MATERIAL:
---+---
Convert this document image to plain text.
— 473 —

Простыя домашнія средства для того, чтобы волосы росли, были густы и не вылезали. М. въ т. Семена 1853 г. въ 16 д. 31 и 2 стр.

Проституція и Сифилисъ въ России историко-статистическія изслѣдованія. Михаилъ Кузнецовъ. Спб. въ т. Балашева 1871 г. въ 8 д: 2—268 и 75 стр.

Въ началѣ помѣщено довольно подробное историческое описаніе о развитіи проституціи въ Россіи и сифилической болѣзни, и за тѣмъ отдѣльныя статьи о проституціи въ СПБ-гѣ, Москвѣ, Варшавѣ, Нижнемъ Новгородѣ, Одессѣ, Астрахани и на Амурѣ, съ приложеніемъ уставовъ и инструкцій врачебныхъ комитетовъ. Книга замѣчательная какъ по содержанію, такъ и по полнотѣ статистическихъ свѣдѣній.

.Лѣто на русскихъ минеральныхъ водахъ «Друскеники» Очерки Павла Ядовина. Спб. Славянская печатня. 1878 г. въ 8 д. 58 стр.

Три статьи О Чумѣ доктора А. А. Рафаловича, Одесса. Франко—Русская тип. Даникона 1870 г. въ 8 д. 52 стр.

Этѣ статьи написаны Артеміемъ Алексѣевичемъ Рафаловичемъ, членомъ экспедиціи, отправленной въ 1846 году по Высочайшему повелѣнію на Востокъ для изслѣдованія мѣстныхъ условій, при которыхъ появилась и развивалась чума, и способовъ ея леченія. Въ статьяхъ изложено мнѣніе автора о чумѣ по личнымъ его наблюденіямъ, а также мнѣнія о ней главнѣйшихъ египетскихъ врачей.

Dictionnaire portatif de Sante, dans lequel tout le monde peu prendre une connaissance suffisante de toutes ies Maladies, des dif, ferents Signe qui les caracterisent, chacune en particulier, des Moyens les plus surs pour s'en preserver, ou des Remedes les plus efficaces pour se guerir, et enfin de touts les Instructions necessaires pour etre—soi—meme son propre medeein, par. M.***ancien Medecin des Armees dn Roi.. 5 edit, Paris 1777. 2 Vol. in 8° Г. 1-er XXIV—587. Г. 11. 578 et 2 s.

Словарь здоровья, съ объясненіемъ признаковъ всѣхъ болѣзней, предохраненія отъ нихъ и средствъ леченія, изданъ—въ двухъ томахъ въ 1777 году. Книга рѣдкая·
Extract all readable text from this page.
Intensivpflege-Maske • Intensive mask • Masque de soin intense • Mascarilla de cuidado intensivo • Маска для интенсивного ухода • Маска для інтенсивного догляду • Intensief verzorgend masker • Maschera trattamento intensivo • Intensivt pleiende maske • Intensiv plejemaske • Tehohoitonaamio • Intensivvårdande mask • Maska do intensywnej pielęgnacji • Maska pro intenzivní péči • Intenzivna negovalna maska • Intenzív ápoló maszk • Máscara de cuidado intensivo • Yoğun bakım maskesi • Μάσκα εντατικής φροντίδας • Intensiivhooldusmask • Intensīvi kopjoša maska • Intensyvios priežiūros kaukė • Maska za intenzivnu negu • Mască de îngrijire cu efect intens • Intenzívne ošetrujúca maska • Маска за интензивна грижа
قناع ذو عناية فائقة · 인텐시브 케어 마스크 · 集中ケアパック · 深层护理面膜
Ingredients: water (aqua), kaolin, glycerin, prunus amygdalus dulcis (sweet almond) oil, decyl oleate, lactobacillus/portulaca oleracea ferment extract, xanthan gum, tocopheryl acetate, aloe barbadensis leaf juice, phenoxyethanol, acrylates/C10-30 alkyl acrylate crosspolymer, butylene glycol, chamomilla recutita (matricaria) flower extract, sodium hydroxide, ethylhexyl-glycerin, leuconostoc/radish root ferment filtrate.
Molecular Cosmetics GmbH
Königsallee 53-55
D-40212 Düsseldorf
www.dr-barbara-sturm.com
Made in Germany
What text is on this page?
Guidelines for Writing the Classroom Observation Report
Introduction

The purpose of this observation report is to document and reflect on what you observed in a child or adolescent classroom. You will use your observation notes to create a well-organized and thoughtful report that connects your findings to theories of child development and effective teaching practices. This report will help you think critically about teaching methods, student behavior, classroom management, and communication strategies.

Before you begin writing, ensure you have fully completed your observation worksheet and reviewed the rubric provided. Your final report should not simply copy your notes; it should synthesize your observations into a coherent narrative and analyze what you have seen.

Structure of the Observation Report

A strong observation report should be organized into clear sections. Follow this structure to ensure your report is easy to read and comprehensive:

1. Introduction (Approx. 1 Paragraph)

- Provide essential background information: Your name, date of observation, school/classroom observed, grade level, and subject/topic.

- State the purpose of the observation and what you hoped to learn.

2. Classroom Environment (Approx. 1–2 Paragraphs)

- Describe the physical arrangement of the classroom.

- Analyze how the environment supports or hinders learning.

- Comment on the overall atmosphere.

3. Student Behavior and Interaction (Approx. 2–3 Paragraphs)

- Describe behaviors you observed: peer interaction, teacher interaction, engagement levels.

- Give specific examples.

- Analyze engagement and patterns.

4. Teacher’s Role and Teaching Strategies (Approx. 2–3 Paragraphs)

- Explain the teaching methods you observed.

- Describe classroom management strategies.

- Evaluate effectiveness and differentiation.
---+---
TO DO:
Transcribe all lines as written.

RESULT:
Convert this document image to plain text.
— 473 —

Простыя домашнія средства для того, чтобы волосы росли, были густы и не вылезали. М. въ т. Семена 1853 г. въ 16 д. 31 и 2 стр.

Проституція и Сифилисъ въ России историко-статистическія изслѣдованія. Михаилъ Кузнецовъ. Спб. въ т. Балашева 1871 г. въ 8 д: 2—268 и 75 стр.

Въ началѣ помѣщено довольно подробное историческое описаніе о развитіи проституціи въ Россіи и сифилической болѣзни, и за тѣмъ отдѣльныя статьи о проституціи въ СПБ-гѣ, Москвѣ, Варшавѣ, Нижнемъ Новгородѣ, Одессѣ, Астрахани и на Амурѣ, съ приложеніемъ уставовъ и инструкцій врачебныхъ комитетовъ. Книга замѣчательная какъ по содержанію, такъ и по полнотѣ статистическихъ свѣдѣній.

.Лѣто на русскихъ минеральныхъ водахъ «Друскеники» Очерки Павла Ядовина. Спб. Славянская печатня. 1878 г. въ 8 д. 58 стр.

Три статьи О Чумѣ доктора А. А. Рафаловича, Одесса. Франко—Русская тип. Даникона 1870 г. въ 8 д. 52 стр.

Этѣ статьи написаны Артеміемъ Алексѣевичемъ Рафаловичемъ, членомъ экспедиціи, отправленной въ 1846 году по Высочайшему повелѣнію на Востокъ для изслѣдованія мѣстныхъ условій, при которыхъ появилась и развивалась чума, и способовъ ея леченія. Въ статьяхъ изложено мнѣніе автора о чумѣ по личнымъ его наблюденіямъ, а также мнѣнія о ней главнѣйшихъ египетскихъ врачей.

Dictionnaire portatif de Sante, dans lequel tout le monde peu prendre une connaissance suffisante de toutes ies Maladies, des dif, ferents Signe qui les caracterisent, chacune en particulier, des Moyens les plus surs pour s'en preserver, ou des Remedes les plus efficaces pour se guerir, et enfin de touts les Instructions necessaires pour etre—soi—meme son propre medeein, par. M.***ancien Medecin des Armees dn Roi.. 5 edit, Paris 1777. 2 Vol. in 8° Г. 1-er XXIV—587. Г. 11. 578 et 2 s.

Словарь здоровья, съ объясненіемъ признаковъ всѣхъ болѣзней, предохраненія отъ нихъ и средствъ леченія, изданъ—въ двухъ томахъ въ 1777 году. Книга рѣдкая·
Extract all readable text from this page.
Intensivpflege-Maske • Intensive mask • Masque de soin intense • Mascarilla de cuidado intensivo • Маска для интенсивного ухода • Маска для інтенсивного догляду • Intensief verzorgend masker • Maschera trattamento intensivo • Intensivt pleiende maske • Intensiv plejemaske • Tehohoitonaamio • Intensivvårdande mask • Maska do intensywnej pielęgnacji • Maska pro intenzivní péči • Intenzivna negovalna maska • Intenzív ápoló maszk • Máscara de cuidado intensivo • Yoğun bakım maskesi • Μάσκα εντατικής φροντίδας • Intensiivhooldusmask • Intensīvi kopjoša maska • Intensyvios priežiūros kaukė • Maska za intenzivnu negu • Mască de îngrijire cu efect intens • Intenzívne ošetrujúca maska • Маска за интензивна грижа
قناع ذو عناية فائقة · 인텐시브 케어 마스크 · 集中ケアパック · 深层护理面膜
Ingredients: water (aqua), kaolin, glycerin, prunus amygdalus dulcis (sweet almond) oil, decyl oleate, lactobacillus/portulaca oleracea ferment extract, xanthan gum, tocopheryl acetate, aloe barbadensis leaf juice, phenoxyethanol, acrylates/C10-30 alkyl acrylate crosspolymer, butylene glycol, chamomilla recutita (matricaria) flower extract, sodium hydroxide, ethylhexyl-glycerin, leuconostoc/radish root ferment filtrate.
Molecular Cosmetics GmbH
Königsallee 53-55
D-40212 Düsseldorf
www.dr-barbara-sturm.com
Made in Germany
What text is on this page?
Guidelines for Writing the Classroom Observation Report
Introduction

The purpose of this observation report is to document and reflect on what you observed in a child or adolescent classroom. You will use your observation notes to create a well-organized and thoughtful report that connects your findings to theories of child development and effective teaching practices. This report will help you think critically about teaching methods, student behavior, classroom management, and communication strategies.

Before you begin writing, ensure you have fully completed your observation worksheet and reviewed the rubric provided. Your final report should not simply copy your notes; it should synthesize your observations into a coherent narrative and analyze what you have seen.

Structure of the Observation Report

A strong observation report should be organized into clear sections. Follow this structure to ensure your report is easy to read and comprehensive:

1. Introduction (Approx. 1 Paragraph)

- Provide essential background information: Your name, date of observation, school/classroom observed, grade level, and subject/topic.

- State the purpose of the observation and what you hoped to learn.

2. Classroom Environment (Approx. 1–2 Paragraphs)

- Describe the physical arrangement of the classroom.

- Analyze how the environment supports or hinders learning.

- Comment on the overall atmosphere.

3. Student Behavior and Interaction (Approx. 2–3 Paragraphs)

- Describe behaviors you observed: peer interaction, teacher interaction, engagement levels.

- Give specific examples.

- Analyze engagement and patterns.

4. Teacher’s Role and Teaching Strategies (Approx. 2–3 Paragraphs)

- Explain the teaching methods you observed.

- Describe classroom management strategies.

- Evaluate effectiveness and differentiation.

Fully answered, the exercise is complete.